Can you copy every line of the material below word for word, leaving out the picture?

[Layout dataset entries]
┏━━

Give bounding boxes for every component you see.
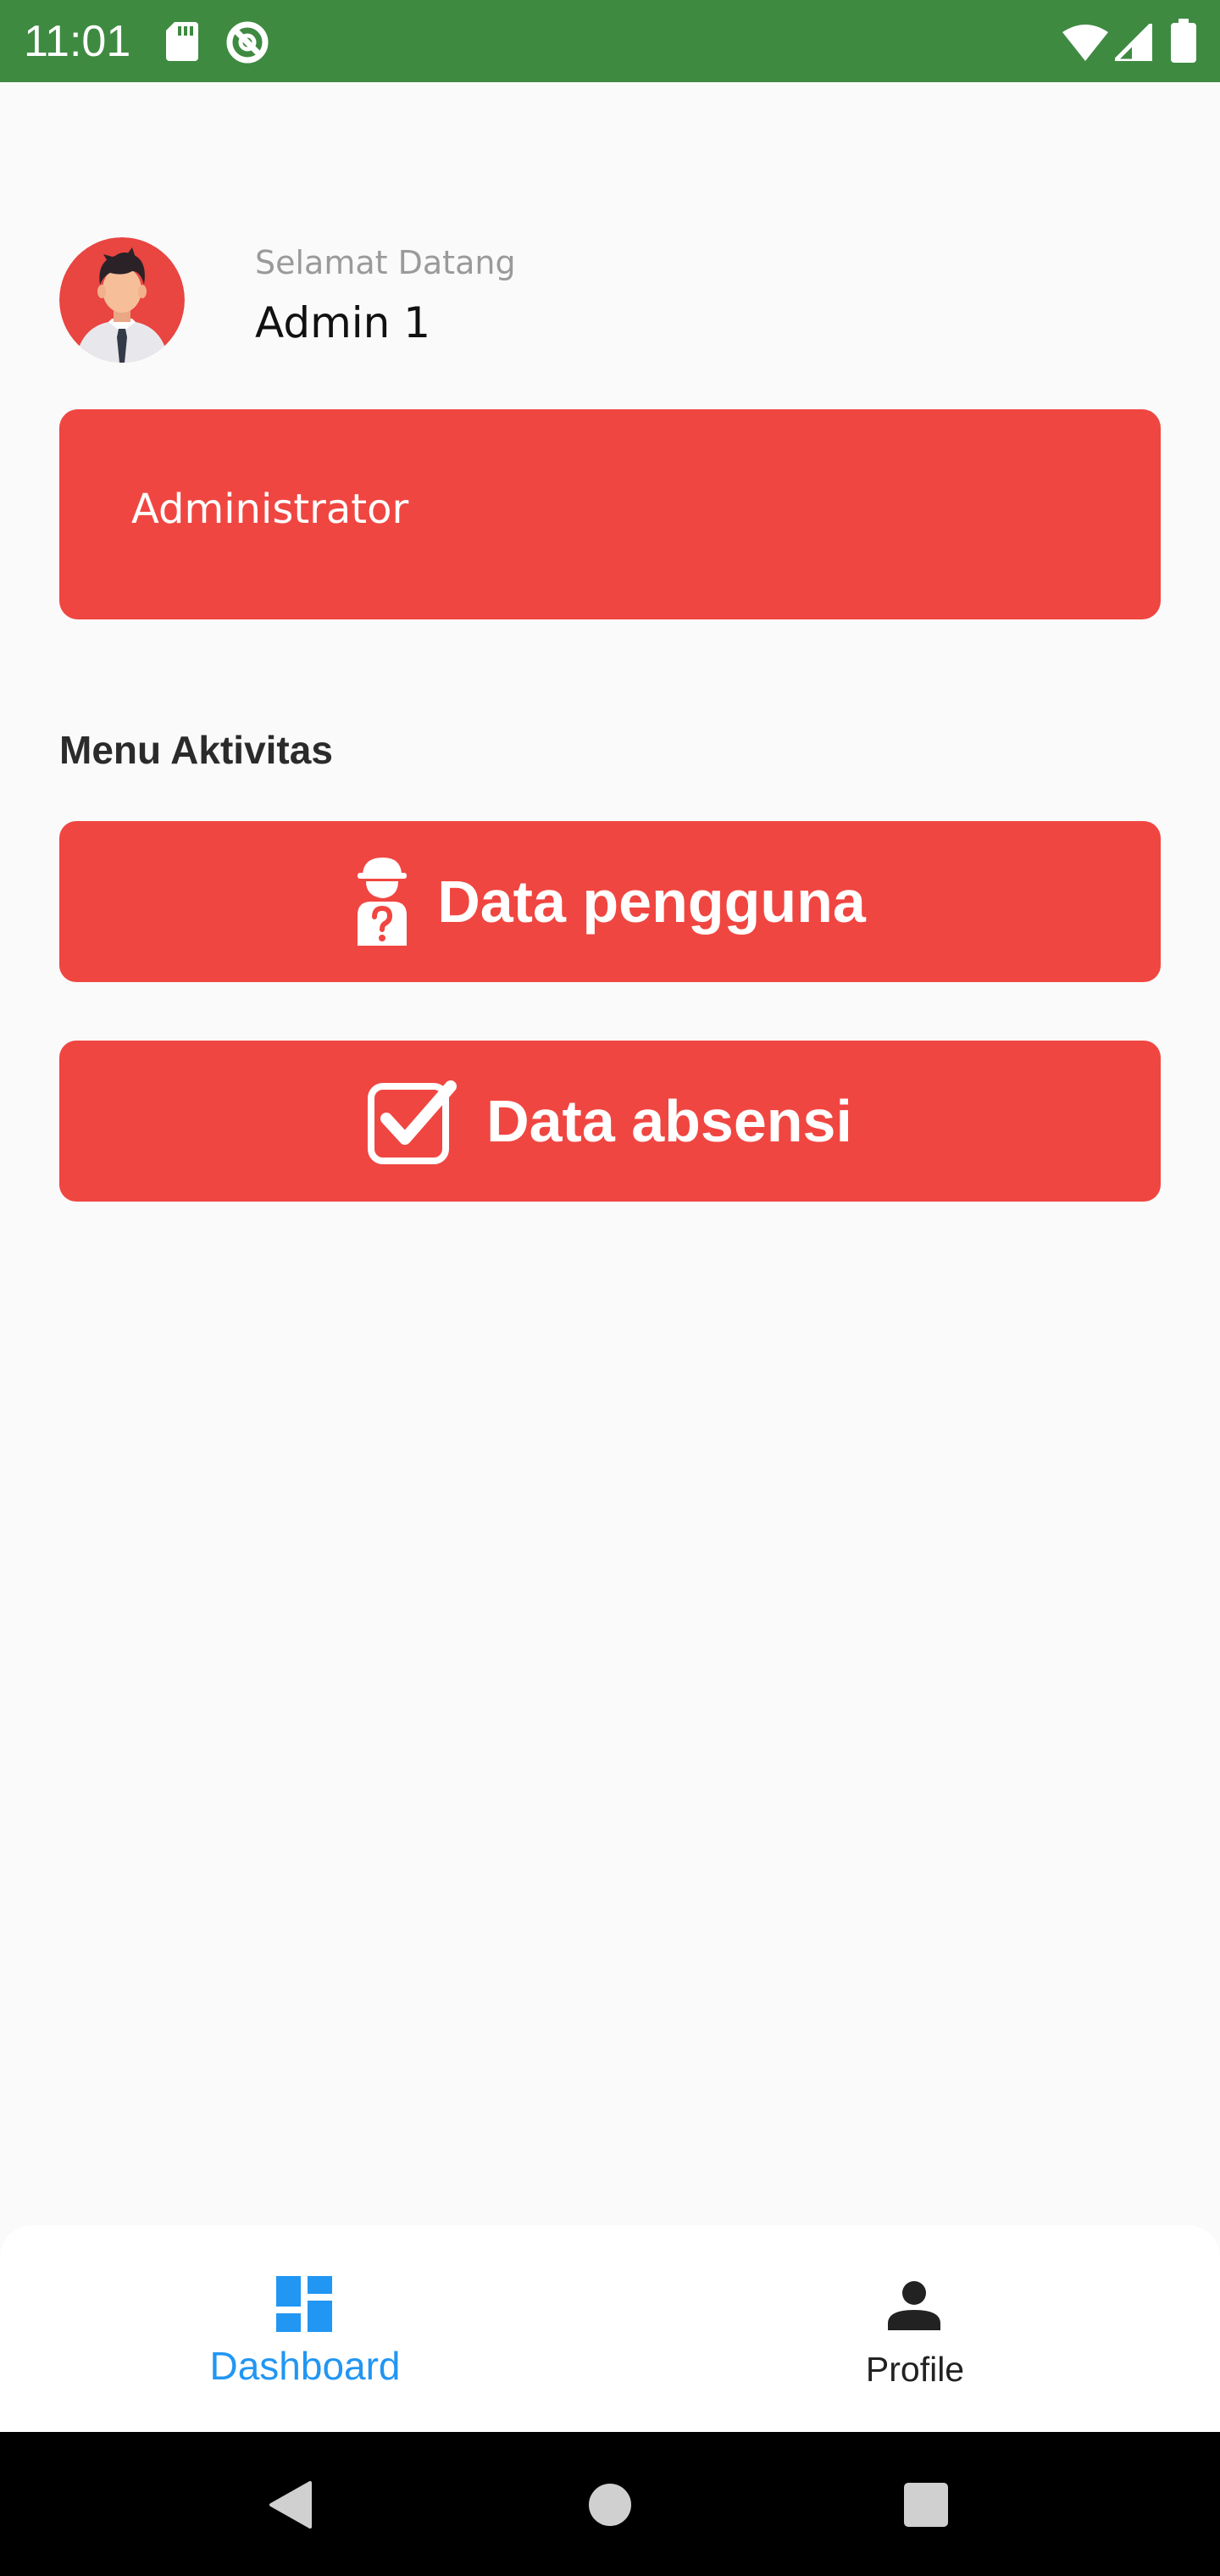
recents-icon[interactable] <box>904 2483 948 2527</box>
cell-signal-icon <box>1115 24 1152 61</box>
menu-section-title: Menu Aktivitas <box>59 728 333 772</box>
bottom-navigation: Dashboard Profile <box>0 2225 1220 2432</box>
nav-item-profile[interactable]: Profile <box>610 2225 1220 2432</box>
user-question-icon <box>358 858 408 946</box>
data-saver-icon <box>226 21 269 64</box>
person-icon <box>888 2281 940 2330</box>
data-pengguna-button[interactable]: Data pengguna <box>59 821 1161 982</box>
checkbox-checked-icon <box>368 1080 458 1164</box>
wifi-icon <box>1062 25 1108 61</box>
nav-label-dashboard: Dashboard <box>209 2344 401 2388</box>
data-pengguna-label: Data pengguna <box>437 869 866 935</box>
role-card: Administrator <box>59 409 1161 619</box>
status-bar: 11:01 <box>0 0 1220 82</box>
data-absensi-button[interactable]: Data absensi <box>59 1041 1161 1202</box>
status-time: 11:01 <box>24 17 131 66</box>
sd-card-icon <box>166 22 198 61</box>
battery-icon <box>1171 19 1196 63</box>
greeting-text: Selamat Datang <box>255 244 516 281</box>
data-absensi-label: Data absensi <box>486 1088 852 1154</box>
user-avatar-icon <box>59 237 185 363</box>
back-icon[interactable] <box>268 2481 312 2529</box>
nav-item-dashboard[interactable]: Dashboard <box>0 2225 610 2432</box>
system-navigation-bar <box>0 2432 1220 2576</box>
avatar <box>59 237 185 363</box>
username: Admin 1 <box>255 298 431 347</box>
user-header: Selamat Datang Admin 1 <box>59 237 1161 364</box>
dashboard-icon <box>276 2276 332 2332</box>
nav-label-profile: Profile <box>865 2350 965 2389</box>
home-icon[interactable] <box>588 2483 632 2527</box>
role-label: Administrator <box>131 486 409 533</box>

┗━━

Written solution:
Give bounding boxes for every component you see.
recents-icon[interactable] <box>904 2483 948 2527</box>
cell-signal-icon <box>1115 24 1152 61</box>
menu-section-title: Menu Aktivitas <box>59 728 333 772</box>
bottom-navigation: Dashboard Profile <box>0 2225 1220 2432</box>
nav-item-profile[interactable]: Profile <box>610 2225 1220 2432</box>
user-question-icon <box>358 858 408 946</box>
data-saver-icon <box>226 21 269 64</box>
person-icon <box>888 2281 940 2330</box>
data-pengguna-button[interactable]: Data pengguna <box>59 821 1161 982</box>
checkbox-checked-icon <box>368 1080 458 1164</box>
wifi-icon <box>1062 25 1108 61</box>
nav-label-dashboard: Dashboard <box>209 2344 401 2388</box>
data-pengguna-label: Data pengguna <box>437 869 866 935</box>
role-card: Administrator <box>59 409 1161 619</box>
status-bar: 11:01 <box>0 0 1220 82</box>
data-absensi-button[interactable]: Data absensi <box>59 1041 1161 1202</box>
status-time: 11:01 <box>24 17 131 66</box>
sd-card-icon <box>166 22 198 61</box>
battery-icon <box>1171 19 1196 63</box>
greeting-text: Selamat Datang <box>255 244 516 281</box>
data-absensi-label: Data absensi <box>486 1088 852 1154</box>
user-avatar-icon <box>59 237 185 363</box>
back-icon[interactable] <box>268 2481 312 2529</box>
nav-item-dashboard[interactable]: Dashboard <box>0 2225 610 2432</box>
system-navigation-bar <box>0 2432 1220 2576</box>
avatar <box>59 237 185 363</box>
username: Admin 1 <box>255 298 431 347</box>
user-header: Selamat Datang Admin 1 <box>59 237 1161 364</box>
dashboard-icon <box>276 2276 332 2332</box>
nav-label-profile: Profile <box>865 2350 965 2389</box>
home-icon[interactable] <box>588 2483 632 2527</box>
role-label: Administrator <box>131 486 409 533</box>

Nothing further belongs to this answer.